[begin Exercise material]

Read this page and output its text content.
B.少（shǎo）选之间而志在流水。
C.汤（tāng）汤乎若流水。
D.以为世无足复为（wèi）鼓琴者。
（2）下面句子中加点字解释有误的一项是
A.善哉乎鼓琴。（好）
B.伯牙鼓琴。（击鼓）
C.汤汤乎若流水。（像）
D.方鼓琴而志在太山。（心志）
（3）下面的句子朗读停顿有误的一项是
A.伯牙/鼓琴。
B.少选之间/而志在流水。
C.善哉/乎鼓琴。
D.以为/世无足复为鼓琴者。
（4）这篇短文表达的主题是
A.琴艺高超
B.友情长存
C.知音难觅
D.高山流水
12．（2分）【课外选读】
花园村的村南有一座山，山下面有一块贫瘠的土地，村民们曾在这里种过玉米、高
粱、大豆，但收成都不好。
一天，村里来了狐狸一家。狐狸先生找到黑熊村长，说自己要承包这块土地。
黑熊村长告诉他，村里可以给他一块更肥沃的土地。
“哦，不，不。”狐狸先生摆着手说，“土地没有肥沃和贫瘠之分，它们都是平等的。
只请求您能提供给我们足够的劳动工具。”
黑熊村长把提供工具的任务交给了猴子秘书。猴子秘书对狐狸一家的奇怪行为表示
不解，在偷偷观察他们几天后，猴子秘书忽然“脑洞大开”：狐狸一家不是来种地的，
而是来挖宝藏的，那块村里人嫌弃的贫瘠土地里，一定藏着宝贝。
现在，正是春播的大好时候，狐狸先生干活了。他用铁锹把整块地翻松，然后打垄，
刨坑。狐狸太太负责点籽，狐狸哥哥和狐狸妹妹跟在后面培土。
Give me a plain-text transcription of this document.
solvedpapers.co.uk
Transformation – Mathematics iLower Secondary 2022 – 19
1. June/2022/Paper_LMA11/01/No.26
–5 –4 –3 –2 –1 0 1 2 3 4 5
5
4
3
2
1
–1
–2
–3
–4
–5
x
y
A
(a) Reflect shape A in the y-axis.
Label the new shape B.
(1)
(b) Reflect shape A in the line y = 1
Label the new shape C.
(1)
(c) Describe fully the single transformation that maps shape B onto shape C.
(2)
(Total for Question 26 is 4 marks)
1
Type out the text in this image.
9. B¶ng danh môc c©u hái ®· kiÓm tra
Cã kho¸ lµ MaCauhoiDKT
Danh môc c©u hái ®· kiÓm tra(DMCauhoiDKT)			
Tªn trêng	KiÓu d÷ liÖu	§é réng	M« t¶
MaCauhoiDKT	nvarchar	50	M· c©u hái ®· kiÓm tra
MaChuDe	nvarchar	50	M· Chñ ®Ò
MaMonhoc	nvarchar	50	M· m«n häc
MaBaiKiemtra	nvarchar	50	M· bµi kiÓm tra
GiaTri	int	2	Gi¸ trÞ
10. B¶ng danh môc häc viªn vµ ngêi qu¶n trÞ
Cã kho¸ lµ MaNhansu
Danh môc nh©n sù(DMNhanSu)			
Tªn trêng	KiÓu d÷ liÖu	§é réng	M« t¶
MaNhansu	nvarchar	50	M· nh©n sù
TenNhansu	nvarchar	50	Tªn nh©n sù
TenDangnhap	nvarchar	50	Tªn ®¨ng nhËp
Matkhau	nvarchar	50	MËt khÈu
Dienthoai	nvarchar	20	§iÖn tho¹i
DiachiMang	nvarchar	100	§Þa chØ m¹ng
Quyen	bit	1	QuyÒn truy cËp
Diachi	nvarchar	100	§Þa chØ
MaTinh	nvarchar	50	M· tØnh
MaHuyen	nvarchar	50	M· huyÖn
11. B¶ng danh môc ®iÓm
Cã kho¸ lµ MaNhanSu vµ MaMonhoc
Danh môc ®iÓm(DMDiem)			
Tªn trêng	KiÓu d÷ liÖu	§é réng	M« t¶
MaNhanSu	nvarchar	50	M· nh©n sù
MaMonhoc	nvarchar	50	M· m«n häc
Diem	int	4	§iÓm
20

[end Exercise material]

▶ _What to work on_
Spot every line that holds "shape" and copy it.

▶ _Solution for this exercise_
(a) Reflect shape A in the y-axis.
Label the new shape B.
(b) Reflect shape A in the line y = 1
Label the new shape C.
(c) Describe fully the single transformation that maps shape B onto shape C.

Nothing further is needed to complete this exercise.